MATERIAL TO PROCESS.
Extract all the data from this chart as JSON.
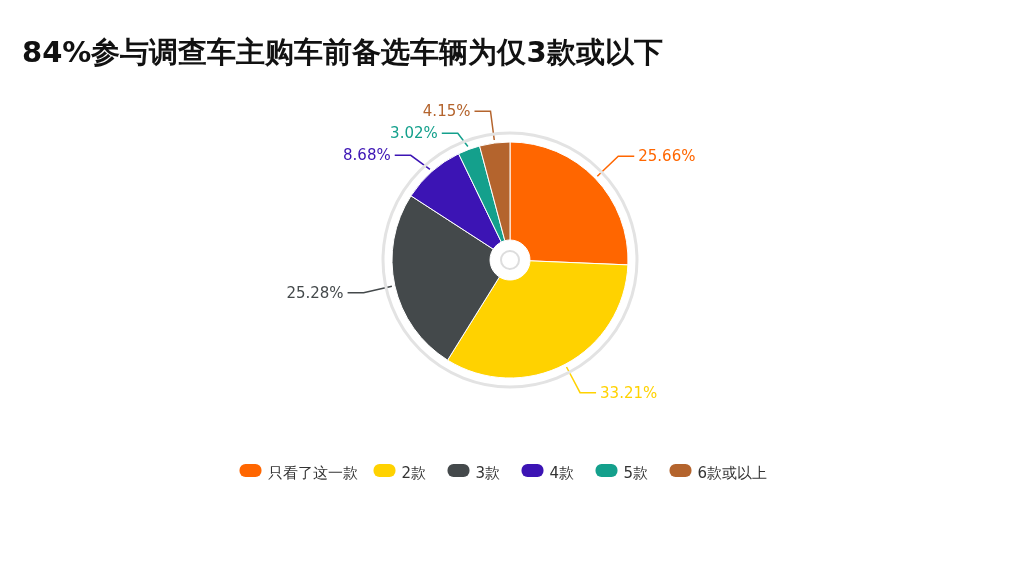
{
  "chart_data": {
    "type": "donut",
    "title": "84%参与调查车主购车前备选车辆为仅3款或以下",
    "categories": [
      "只看了这一款",
      "2款",
      "3款",
      "4款",
      "5款",
      "6款或以上"
    ],
    "values": [
      25.66,
      33.21,
      25.28,
      8.68,
      3.02,
      4.15
    ],
    "colors": [
      "#ff6600",
      "#ffd200",
      "#44494b",
      "#3c14b4",
      "#14a08c",
      "#b4642d"
    ],
    "value_labels": [
      "25.66%",
      "33.21%",
      "25.28%",
      "8.68%",
      "3.02%",
      "4.15%"
    ],
    "legend": "bottom"
  }
}
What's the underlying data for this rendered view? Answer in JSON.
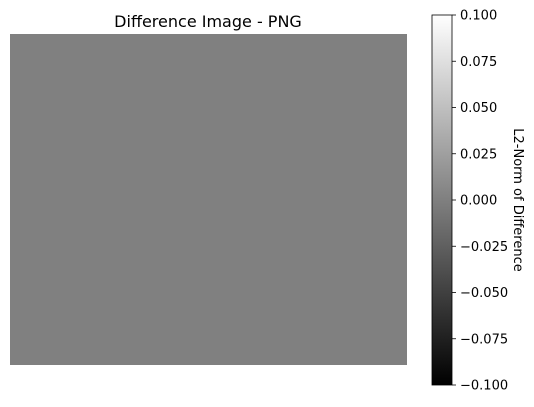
{
  "chart_data": {
    "type": "heatmap",
    "title": "Difference Image - PNG",
    "image": {
      "uniform_value": 0.0,
      "fill_color": "#808080",
      "axes_visible": false
    },
    "colorbar": {
      "label": "L2-Norm of Difference",
      "cmap": "gray",
      "colors": [
        "#000000",
        "#ffffff"
      ],
      "vmin": -0.1,
      "vmax": 0.1,
      "ticks": [
        -0.1,
        -0.075,
        -0.05,
        -0.025,
        0.0,
        0.025,
        0.05,
        0.075,
        0.1
      ],
      "tick_labels": [
        "−0.100",
        "−0.075",
        "−0.050",
        "−0.025",
        "0.000",
        "0.025",
        "0.050",
        "0.075",
        "0.100"
      ]
    }
  }
}
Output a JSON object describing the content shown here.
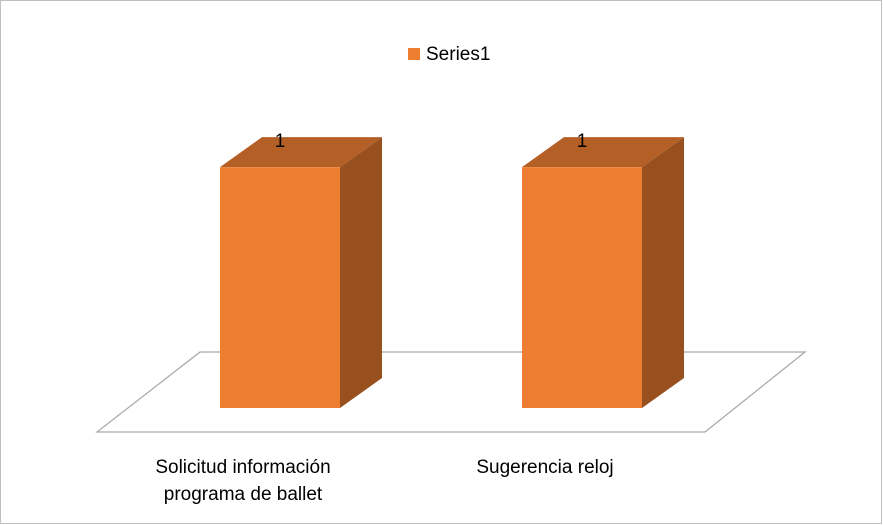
{
  "chart_data": {
    "type": "bar3d",
    "categories": [
      "Solicitud información programa de ballet",
      "Sugerencia reloj"
    ],
    "series": [
      {
        "name": "Series1",
        "color": "#ed7d31",
        "values": [
          1,
          1
        ]
      }
    ],
    "ylim": [
      0,
      1.2
    ],
    "legend": "top"
  }
}
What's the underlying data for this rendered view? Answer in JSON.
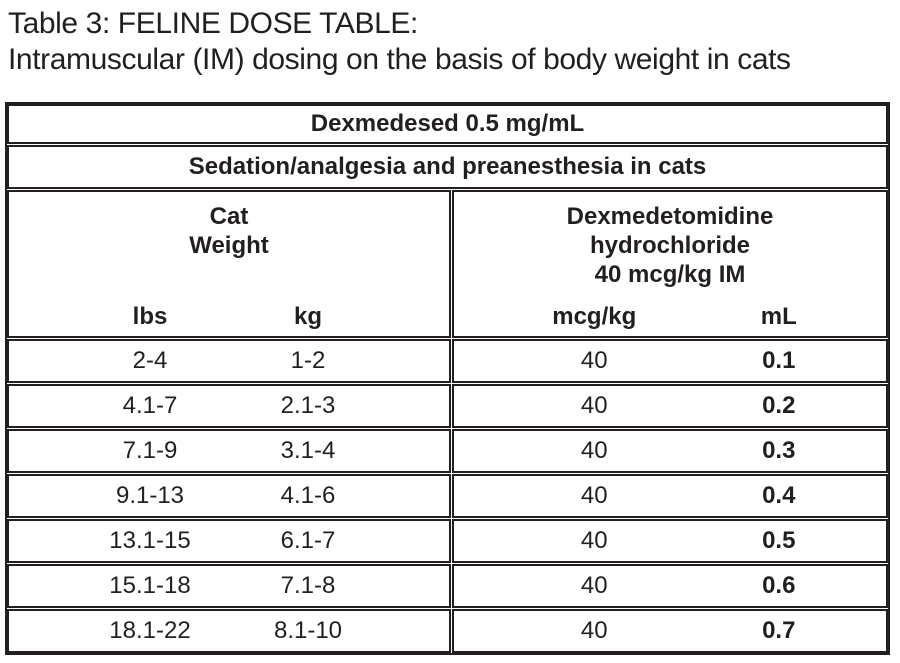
{
  "title": {
    "line1": "Table 3: FELINE DOSE TABLE:",
    "line2": "Intramuscular (IM) dosing on the basis of body weight in cats"
  },
  "table": {
    "product": "Dexmedesed 0.5 mg/mL",
    "indication": "Sedation/analgesia and preanesthesia in cats",
    "weight_group": {
      "line1": "Cat",
      "line2": "Weight",
      "col_lbs": "lbs",
      "col_kg": "kg"
    },
    "dose_group": {
      "line1": "Dexmedetomidine",
      "line2": "hydrochloride",
      "line3": "40 mcg/kg IM",
      "col_mcg": "mcg/kg",
      "col_ml": "mL"
    },
    "rows": [
      {
        "lbs": "2-4",
        "kg": "1-2",
        "mcg_per_kg": "40",
        "ml": "0.1"
      },
      {
        "lbs": "4.1-7",
        "kg": "2.1-3",
        "mcg_per_kg": "40",
        "ml": "0.2"
      },
      {
        "lbs": "7.1-9",
        "kg": "3.1-4",
        "mcg_per_kg": "40",
        "ml": "0.3"
      },
      {
        "lbs": "9.1-13",
        "kg": "4.1-6",
        "mcg_per_kg": "40",
        "ml": "0.4"
      },
      {
        "lbs": "13.1-15",
        "kg": "6.1-7",
        "mcg_per_kg": "40",
        "ml": "0.5"
      },
      {
        "lbs": "15.1-18",
        "kg": "7.1-8",
        "mcg_per_kg": "40",
        "ml": "0.6"
      },
      {
        "lbs": "18.1-22",
        "kg": "8.1-10",
        "mcg_per_kg": "40",
        "ml": "0.7"
      }
    ]
  },
  "colors": {
    "ink": "#231f20",
    "background": "#ffffff"
  }
}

WORK TO DO. Retype the whole listing, keeping every line identical and omitting all pictures.

EXERCISE ANSWER.
Extract all the data from this chart as JSON.
{
  "chart_data": {
    "type": "donut",
    "title": "84%参与调查车主购车前备选车辆为仅3款或以下",
    "categories": [
      "只看了这一款",
      "2款",
      "3款",
      "4款",
      "5款",
      "6款或以上"
    ],
    "values": [
      25.66,
      33.21,
      25.28,
      8.68,
      3.02,
      4.15
    ],
    "colors": [
      "#ff6600",
      "#ffd200",
      "#44494b",
      "#3c14b4",
      "#14a08c",
      "#b4642d"
    ],
    "value_labels": [
      "25.66%",
      "33.21%",
      "25.28%",
      "8.68%",
      "3.02%",
      "4.15%"
    ],
    "legend": "bottom"
  }
}
What's the underlying data for this rendered view? Answer in JSON.
{
  "chart_data": {
    "type": "heatmap",
    "title": "Difference Image - PNG",
    "image": {
      "uniform_value": 0.0,
      "fill_color": "#808080",
      "axes_visible": false
    },
    "colorbar": {
      "label": "L2-Norm of Difference",
      "cmap": "gray",
      "colors": [
        "#000000",
        "#ffffff"
      ],
      "vmin": -0.1,
      "vmax": 0.1,
      "ticks": [
        -0.1,
        -0.075,
        -0.05,
        -0.025,
        0.0,
        0.025,
        0.05,
        0.075,
        0.1
      ],
      "tick_labels": [
        "−0.100",
        "−0.075",
        "−0.050",
        "−0.025",
        "0.000",
        "0.025",
        "0.050",
        "0.075",
        "0.100"
      ]
    }
  }
}
Output a JSON object describing the content shown here.
{
  "chart_data": {
    "type": "bar3d",
    "categories": [
      "Solicitud información programa de ballet",
      "Sugerencia reloj"
    ],
    "series": [
      {
        "name": "Series1",
        "color": "#ed7d31",
        "values": [
          1,
          1
        ]
      }
    ],
    "ylim": [
      0,
      1.2
    ],
    "legend": "top"
  }
}
What's the underlying data for this rendered view? Answer in JSON.
{
  "title": {
    "line1": "Table 3: FELINE DOSE TABLE:",
    "line2": "Intramuscular (IM) dosing on the basis of body weight in cats"
  },
  "table": {
    "product": "Dexmedesed 0.5 mg/mL",
    "indication": "Sedation/analgesia and preanesthesia in cats",
    "weight_group": {
      "line1": "Cat",
      "line2": "Weight",
      "col_lbs": "lbs",
      "col_kg": "kg"
    },
    "dose_group": {
      "line1": "Dexmedetomidine",
      "line2": "hydrochloride",
      "line3": "40 mcg/kg IM",
      "col_mcg": "mcg/kg",
      "col_ml": "mL"
    },
    "rows": [
      {
        "lbs": "2-4",
        "kg": "1-2",
        "mcg_per_kg": "40",
        "ml": "0.1"
      },
      {
        "lbs": "4.1-7",
        "kg": "2.1-3",
        "mcg_per_kg": "40",
        "ml": "0.2"
      },
      {
        "lbs": "7.1-9",
        "kg": "3.1-4",
        "mcg_per_kg": "40",
        "ml": "0.3"
      },
      {
        "lbs": "9.1-13",
        "kg": "4.1-6",
        "mcg_per_kg": "40",
        "ml": "0.4"
      },
      {
        "lbs": "13.1-15",
        "kg": "6.1-7",
        "mcg_per_kg": "40",
        "ml": "0.5"
      },
      {
        "lbs": "15.1-18",
        "kg": "7.1-8",
        "mcg_per_kg": "40",
        "ml": "0.6"
      },
      {
        "lbs": "18.1-22",
        "kg": "8.1-10",
        "mcg_per_kg": "40",
        "ml": "0.7"
      }
    ]
  },
  "colors": {
    "ink": "#231f20",
    "background": "#ffffff"
  }
}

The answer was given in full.